Count every line below that contains "unit", then state the total with no other output.

********

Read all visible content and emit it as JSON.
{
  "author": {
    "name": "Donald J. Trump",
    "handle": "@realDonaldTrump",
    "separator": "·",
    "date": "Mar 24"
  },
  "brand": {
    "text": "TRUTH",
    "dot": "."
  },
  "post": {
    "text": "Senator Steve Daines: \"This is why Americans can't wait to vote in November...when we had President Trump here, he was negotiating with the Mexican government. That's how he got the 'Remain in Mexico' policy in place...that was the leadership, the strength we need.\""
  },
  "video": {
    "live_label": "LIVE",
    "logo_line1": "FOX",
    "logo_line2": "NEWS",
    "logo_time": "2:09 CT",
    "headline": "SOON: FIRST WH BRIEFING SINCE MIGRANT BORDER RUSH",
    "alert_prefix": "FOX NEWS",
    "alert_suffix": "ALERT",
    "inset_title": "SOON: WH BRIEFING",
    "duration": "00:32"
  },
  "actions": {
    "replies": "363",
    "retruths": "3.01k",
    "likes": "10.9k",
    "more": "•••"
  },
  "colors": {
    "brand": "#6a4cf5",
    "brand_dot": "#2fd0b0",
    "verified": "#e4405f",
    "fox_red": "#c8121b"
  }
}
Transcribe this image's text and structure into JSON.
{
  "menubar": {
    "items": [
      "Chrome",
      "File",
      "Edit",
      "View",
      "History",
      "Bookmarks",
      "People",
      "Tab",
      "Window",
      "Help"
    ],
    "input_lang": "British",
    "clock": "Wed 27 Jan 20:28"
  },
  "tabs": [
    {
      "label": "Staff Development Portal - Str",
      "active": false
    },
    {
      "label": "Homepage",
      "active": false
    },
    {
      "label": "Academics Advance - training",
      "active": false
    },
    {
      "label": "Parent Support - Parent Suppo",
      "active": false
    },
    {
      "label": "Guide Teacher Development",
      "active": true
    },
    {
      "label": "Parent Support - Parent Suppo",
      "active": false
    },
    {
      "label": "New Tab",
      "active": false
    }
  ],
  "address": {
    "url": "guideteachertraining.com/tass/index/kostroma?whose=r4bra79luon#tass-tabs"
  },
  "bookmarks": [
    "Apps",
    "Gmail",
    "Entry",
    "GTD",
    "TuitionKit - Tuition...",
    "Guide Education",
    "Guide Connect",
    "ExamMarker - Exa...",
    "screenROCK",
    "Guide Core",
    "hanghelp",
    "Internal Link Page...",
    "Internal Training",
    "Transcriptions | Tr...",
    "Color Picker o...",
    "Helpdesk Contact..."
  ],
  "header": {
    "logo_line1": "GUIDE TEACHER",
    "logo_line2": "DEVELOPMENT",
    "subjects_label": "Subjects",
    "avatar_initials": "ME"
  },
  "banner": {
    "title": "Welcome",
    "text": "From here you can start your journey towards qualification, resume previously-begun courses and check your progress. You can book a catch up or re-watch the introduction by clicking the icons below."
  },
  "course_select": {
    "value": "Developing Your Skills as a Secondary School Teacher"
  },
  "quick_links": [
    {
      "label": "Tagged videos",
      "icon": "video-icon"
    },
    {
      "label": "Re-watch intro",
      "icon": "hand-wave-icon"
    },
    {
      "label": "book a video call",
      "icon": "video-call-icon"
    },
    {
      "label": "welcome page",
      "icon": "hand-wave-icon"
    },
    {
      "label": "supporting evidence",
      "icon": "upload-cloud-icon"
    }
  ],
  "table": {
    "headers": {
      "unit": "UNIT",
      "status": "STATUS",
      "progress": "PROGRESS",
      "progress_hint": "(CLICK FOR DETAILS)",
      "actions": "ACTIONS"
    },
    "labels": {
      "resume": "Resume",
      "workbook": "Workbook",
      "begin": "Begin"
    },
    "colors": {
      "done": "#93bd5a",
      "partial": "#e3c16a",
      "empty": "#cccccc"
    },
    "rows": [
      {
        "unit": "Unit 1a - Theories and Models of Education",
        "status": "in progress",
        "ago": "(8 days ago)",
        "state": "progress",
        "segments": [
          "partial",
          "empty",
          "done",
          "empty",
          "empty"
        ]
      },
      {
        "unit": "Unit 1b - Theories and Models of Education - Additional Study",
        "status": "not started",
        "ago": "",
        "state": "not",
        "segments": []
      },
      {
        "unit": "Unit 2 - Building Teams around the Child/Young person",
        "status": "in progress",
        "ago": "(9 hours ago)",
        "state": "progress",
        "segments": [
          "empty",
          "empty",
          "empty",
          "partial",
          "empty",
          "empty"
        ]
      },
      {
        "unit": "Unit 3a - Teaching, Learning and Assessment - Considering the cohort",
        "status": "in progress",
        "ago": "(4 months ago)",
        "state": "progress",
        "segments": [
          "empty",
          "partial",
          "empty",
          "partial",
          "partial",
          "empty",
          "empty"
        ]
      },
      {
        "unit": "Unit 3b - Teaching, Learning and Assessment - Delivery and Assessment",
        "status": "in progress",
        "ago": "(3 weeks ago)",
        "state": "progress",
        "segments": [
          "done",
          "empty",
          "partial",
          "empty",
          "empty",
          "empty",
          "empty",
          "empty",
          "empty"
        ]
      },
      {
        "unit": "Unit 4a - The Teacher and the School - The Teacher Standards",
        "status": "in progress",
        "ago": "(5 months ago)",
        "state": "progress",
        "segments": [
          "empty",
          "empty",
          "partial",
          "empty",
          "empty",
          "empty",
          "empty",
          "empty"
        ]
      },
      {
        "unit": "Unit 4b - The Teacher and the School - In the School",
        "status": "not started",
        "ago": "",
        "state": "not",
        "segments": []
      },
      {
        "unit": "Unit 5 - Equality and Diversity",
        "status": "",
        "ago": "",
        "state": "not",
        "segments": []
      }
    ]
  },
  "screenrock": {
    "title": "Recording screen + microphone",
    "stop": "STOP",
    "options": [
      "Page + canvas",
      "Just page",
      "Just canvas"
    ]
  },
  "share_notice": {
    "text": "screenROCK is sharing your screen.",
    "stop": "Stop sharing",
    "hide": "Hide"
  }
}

********

Problem solution: 9